> [Stated exercise] Return the records exactly as they are.

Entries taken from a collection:
•••
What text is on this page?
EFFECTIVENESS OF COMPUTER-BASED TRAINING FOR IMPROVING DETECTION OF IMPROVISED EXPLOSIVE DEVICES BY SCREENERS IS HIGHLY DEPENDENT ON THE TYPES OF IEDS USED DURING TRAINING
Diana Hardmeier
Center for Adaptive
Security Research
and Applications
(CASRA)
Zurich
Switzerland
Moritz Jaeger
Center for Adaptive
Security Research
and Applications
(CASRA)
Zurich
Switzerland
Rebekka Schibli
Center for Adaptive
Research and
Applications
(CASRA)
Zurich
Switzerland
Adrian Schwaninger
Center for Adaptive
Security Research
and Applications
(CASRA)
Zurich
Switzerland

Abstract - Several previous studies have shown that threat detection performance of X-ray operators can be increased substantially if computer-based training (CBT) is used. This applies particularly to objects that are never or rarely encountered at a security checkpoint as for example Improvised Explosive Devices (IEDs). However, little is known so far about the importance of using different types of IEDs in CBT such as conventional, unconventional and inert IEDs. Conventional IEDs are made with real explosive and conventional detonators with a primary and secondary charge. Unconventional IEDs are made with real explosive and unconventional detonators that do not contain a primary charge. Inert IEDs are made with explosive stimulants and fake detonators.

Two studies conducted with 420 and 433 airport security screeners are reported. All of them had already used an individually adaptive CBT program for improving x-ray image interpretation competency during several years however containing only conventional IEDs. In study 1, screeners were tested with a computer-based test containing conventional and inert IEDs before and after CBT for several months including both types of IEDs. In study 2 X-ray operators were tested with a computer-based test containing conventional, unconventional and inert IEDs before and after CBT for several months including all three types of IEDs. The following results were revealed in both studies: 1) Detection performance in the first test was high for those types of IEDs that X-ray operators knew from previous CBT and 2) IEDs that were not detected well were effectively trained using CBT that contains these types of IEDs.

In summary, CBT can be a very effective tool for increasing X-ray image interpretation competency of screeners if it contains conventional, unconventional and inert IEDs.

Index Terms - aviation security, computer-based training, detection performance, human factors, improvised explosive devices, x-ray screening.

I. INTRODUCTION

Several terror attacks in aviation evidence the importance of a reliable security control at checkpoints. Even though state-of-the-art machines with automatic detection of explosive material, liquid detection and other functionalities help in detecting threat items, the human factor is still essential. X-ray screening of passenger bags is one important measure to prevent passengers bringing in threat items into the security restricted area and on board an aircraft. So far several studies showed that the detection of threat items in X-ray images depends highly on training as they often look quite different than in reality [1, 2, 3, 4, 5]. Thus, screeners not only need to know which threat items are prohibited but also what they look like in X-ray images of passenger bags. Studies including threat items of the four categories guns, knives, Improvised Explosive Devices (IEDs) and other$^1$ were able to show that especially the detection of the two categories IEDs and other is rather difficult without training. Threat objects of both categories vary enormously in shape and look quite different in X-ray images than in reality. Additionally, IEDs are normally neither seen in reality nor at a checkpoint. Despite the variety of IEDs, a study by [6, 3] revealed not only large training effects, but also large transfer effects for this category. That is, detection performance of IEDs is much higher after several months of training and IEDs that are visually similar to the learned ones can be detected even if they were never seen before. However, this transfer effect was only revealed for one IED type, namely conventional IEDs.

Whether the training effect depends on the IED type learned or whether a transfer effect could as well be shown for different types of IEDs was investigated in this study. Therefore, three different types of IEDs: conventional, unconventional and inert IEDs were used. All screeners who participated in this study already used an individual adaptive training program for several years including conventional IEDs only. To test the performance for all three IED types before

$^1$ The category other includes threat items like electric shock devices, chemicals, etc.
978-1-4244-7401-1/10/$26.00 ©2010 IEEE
•••
> [The solution]
What text is on this page?
EFFECTIVENESS OF COMPUTER-BASED TRAINING FOR IMPROVING DETECTION OF IMPROVISED EXPLOSIVE DEVICES BY SCREENERS IS HIGHLY DEPENDENT ON THE TYPES OF IEDS USED DURING TRAINING
Diana Hardmeier
Center for Adaptive
Security Research
and Applications
(CASRA)
Zurich
Switzerland
Moritz Jaeger
Center for Adaptive
Security Research
and Applications
(CASRA)
Zurich
Switzerland
Rebekka Schibli
Center for Adaptive
Research and
Applications
(CASRA)
Zurich
Switzerland
Adrian Schwaninger
Center for Adaptive
Security Research
and Applications
(CASRA)
Zurich
Switzerland

Abstract - Several previous studies have shown that threat detection performance of X-ray operators can be increased substantially if computer-based training (CBT) is used. This applies particularly to objects that are never or rarely encountered at a security checkpoint as for example Improvised Explosive Devices (IEDs). However, little is known so far about the importance of using different types of IEDs in CBT such as conventional, unconventional and inert IEDs. Conventional IEDs are made with real explosive and conventional detonators with a primary and secondary charge. Unconventional IEDs are made with real explosive and unconventional detonators that do not contain a primary charge. Inert IEDs are made with explosive stimulants and fake detonators.

Two studies conducted with 420 and 433 airport security screeners are reported. All of them had already used an individually adaptive CBT program for improving x-ray image interpretation competency during several years however containing only conventional IEDs. In study 1, screeners were tested with a computer-based test containing conventional and inert IEDs before and after CBT for several months including both types of IEDs. In study 2 X-ray operators were tested with a computer-based test containing conventional, unconventional and inert IEDs before and after CBT for several months including all three types of IEDs. The following results were revealed in both studies: 1) Detection performance in the first test was high for those types of IEDs that X-ray operators knew from previous CBT and 2) IEDs that were not detected well were effectively trained using CBT that contains these types of IEDs.

In summary, CBT can be a very effective tool for increasing X-ray image interpretation competency of screeners if it contains conventional, unconventional and inert IEDs.

Index Terms - aviation security, computer-based training, detection performance, human factors, improvised explosive devices, x-ray screening.

I. INTRODUCTION

Several terror attacks in aviation evidence the importance of a reliable security control at checkpoints. Even though state-of-the-art machines with automatic detection of explosive material, liquid detection and other functionalities help in detecting threat items, the human factor is still essential. X-ray screening of passenger bags is one important measure to prevent passengers bringing in threat items into the security restricted area and on board an aircraft. So far several studies showed that the detection of threat items in X-ray images depends highly on training as they often look quite different than in reality [1, 2, 3, 4, 5]. Thus, screeners not only need to know which threat items are prohibited but also what they look like in X-ray images of passenger bags. Studies including threat items of the four categories guns, knives, Improvised Explosive Devices (IEDs) and other$^1$ were able to show that especially the detection of the two categories IEDs and other is rather difficult without training. Threat objects of both categories vary enormously in shape and look quite different in X-ray images than in reality. Additionally, IEDs are normally neither seen in reality nor at a checkpoint. Despite the variety of IEDs, a study by [6, 3] revealed not only large training effects, but also large transfer effects for this category. That is, detection performance of IEDs is much higher after several months of training and IEDs that are visually similar to the learned ones can be detected even if they were never seen before. However, this transfer effect was only revealed for one IED type, namely conventional IEDs.

Whether the training effect depends on the IED type learned or whether a transfer effect could as well be shown for different types of IEDs was investigated in this study. Therefore, three different types of IEDs: conventional, unconventional and inert IEDs were used. All screeners who participated in this study already used an individual adaptive training program for several years including conventional IEDs only. To test the performance for all three IED types before

$^1$ The category other includes threat items like electric shock devices, chemicals, etc.
978-1-4244-7401-1/10/$26.00 ©2010 IEEE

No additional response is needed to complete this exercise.